## What the exercise asks
Omit the images, then print each record below exactly as it reads.

## Data for the task

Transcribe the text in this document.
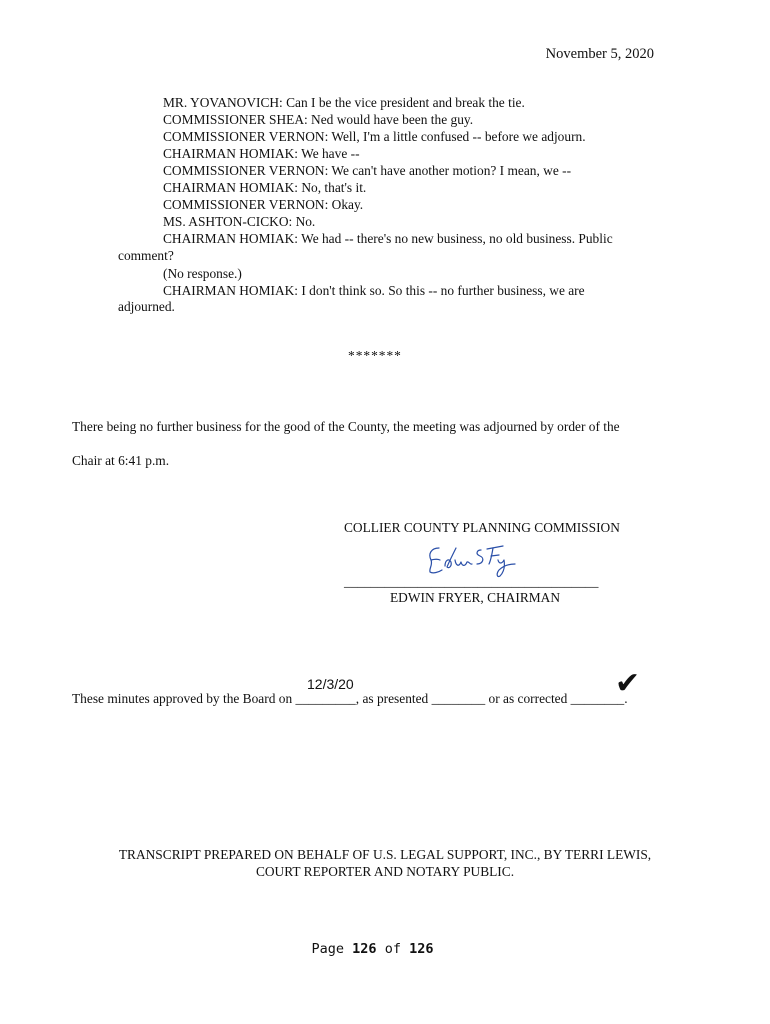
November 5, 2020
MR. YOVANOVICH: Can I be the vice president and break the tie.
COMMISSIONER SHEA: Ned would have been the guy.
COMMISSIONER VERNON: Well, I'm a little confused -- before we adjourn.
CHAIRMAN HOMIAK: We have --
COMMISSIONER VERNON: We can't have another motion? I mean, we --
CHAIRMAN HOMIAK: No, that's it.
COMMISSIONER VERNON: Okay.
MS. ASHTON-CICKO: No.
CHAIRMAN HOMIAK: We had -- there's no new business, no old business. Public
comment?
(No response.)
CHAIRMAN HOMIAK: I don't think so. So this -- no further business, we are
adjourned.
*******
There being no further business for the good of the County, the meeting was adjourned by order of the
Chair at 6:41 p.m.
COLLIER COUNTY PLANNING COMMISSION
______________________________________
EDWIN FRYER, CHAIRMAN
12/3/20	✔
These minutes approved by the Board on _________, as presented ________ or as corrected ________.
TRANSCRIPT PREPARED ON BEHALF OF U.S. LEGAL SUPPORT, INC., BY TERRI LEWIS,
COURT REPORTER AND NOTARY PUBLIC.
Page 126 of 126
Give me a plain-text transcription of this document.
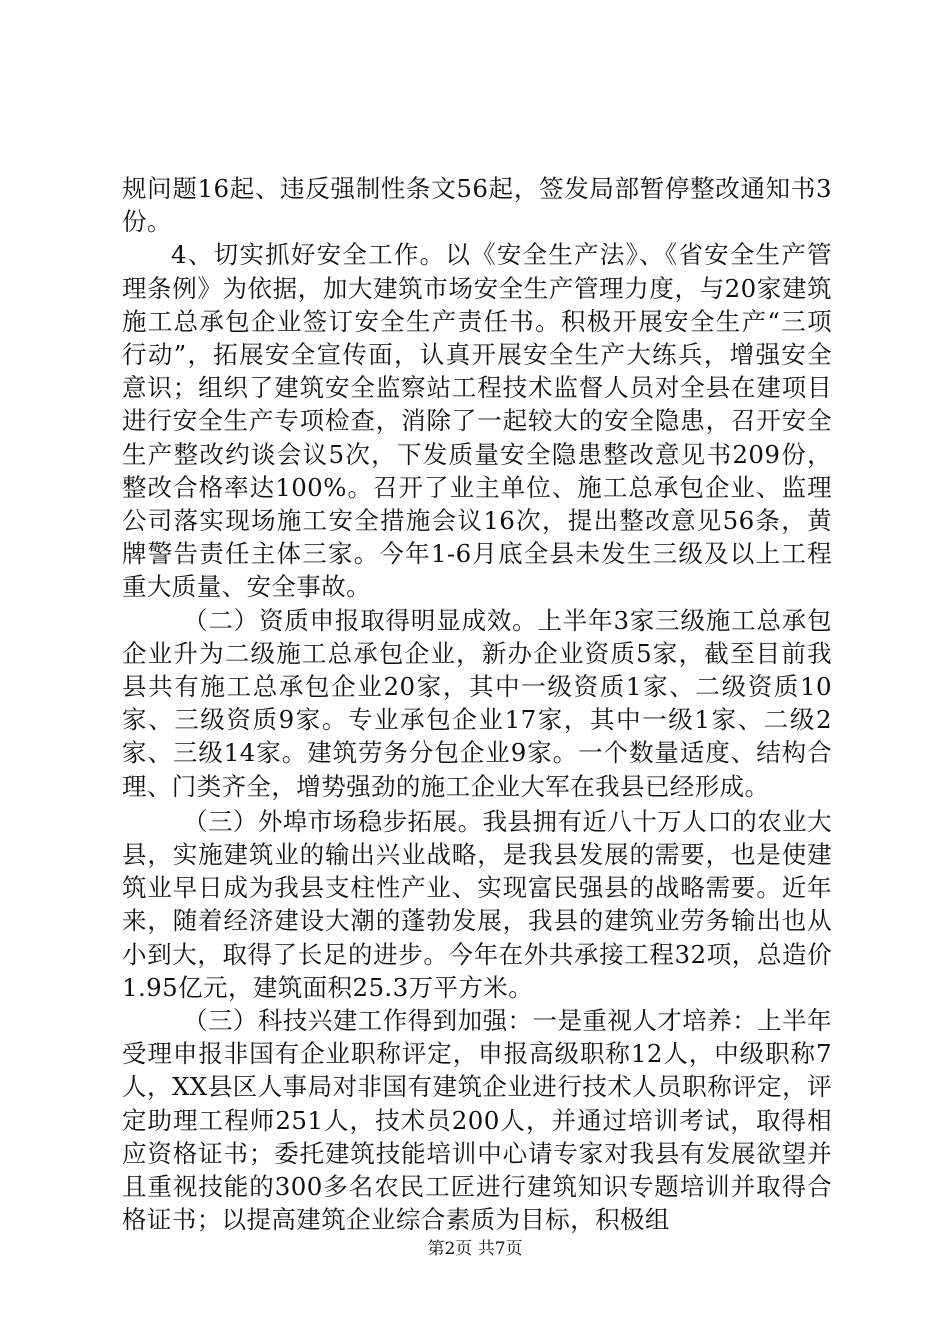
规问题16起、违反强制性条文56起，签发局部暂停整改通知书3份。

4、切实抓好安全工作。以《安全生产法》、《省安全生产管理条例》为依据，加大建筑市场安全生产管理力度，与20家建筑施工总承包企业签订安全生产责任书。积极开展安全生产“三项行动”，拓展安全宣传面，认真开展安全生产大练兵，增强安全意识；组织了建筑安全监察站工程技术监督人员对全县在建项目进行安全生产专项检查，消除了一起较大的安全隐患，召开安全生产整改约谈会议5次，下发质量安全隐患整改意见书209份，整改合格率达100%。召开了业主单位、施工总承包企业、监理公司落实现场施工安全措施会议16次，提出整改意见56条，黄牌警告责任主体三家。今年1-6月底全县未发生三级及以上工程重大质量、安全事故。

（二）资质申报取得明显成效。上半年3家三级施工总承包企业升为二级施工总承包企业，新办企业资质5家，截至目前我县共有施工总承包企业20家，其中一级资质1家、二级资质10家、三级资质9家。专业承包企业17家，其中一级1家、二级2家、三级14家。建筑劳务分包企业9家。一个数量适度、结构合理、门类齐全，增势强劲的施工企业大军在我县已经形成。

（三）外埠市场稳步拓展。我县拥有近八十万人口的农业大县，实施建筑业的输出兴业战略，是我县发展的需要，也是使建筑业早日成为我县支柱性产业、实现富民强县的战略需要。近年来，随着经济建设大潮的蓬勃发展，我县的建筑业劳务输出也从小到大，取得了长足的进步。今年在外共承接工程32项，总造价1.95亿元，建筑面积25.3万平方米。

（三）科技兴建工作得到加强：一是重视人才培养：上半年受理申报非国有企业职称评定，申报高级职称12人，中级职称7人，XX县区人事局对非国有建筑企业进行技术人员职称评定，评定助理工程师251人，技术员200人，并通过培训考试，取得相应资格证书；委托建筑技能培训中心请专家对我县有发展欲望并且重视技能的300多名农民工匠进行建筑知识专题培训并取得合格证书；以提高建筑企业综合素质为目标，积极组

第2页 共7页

## Task solution
Transcribe the text in this document.
November 5, 2020
MR. YOVANOVICH: Can I be the vice president and break the tie.
COMMISSIONER SHEA: Ned would have been the guy.
COMMISSIONER VERNON: Well, I'm a little confused -- before we adjourn.
CHAIRMAN HOMIAK: We have --
COMMISSIONER VERNON: We can't have another motion? I mean, we --
CHAIRMAN HOMIAK: No, that's it.
COMMISSIONER VERNON: Okay.
MS. ASHTON-CICKO: No.
CHAIRMAN HOMIAK: We had -- there's no new business, no old business. Public
comment?
(No response.)
CHAIRMAN HOMIAK: I don't think so. So this -- no further business, we are
adjourned.
*******
There being no further business for the good of the County, the meeting was adjourned by order of the
Chair at 6:41 p.m.
COLLIER COUNTY PLANNING COMMISSION
______________________________________
EDWIN FRYER, CHAIRMAN
12/3/20	✔
These minutes approved by the Board on _________, as presented ________ or as corrected ________.
TRANSCRIPT PREPARED ON BEHALF OF U.S. LEGAL SUPPORT, INC., BY TERRI LEWIS,
COURT REPORTER AND NOTARY PUBLIC.
Page 126 of 126
Give me a plain-text transcription of this document.
规问题16起、违反强制性条文56起，签发局部暂停整改通知书3份。

4、切实抓好安全工作。以《安全生产法》、《省安全生产管理条例》为依据，加大建筑市场安全生产管理力度，与20家建筑施工总承包企业签订安全生产责任书。积极开展安全生产“三项行动”，拓展安全宣传面，认真开展安全生产大练兵，增强安全意识；组织了建筑安全监察站工程技术监督人员对全县在建项目进行安全生产专项检查，消除了一起较大的安全隐患，召开安全生产整改约谈会议5次，下发质量安全隐患整改意见书209份，整改合格率达100%。召开了业主单位、施工总承包企业、监理公司落实现场施工安全措施会议16次，提出整改意见56条，黄牌警告责任主体三家。今年1-6月底全县未发生三级及以上工程重大质量、安全事故。

（二）资质申报取得明显成效。上半年3家三级施工总承包企业升为二级施工总承包企业，新办企业资质5家，截至目前我县共有施工总承包企业20家，其中一级资质1家、二级资质10家、三级资质9家。专业承包企业17家，其中一级1家、二级2家、三级14家。建筑劳务分包企业9家。一个数量适度、结构合理、门类齐全，增势强劲的施工企业大军在我县已经形成。

（三）外埠市场稳步拓展。我县拥有近八十万人口的农业大县，实施建筑业的输出兴业战略，是我县发展的需要，也是使建筑业早日成为我县支柱性产业、实现富民强县的战略需要。近年来，随着经济建设大潮的蓬勃发展，我县的建筑业劳务输出也从小到大，取得了长足的进步。今年在外共承接工程32项，总造价1.95亿元，建筑面积25.3万平方米。

（三）科技兴建工作得到加强：一是重视人才培养：上半年受理申报非国有企业职称评定，申报高级职称12人，中级职称7人，XX县区人事局对非国有建筑企业进行技术人员职称评定，评定助理工程师251人，技术员200人，并通过培训考试，取得相应资格证书；委托建筑技能培训中心请专家对我县有发展欲望并且重视技能的300多名农民工匠进行建筑知识专题培训并取得合格证书；以提高建筑企业综合素质为目标，积极组

第2页 共7页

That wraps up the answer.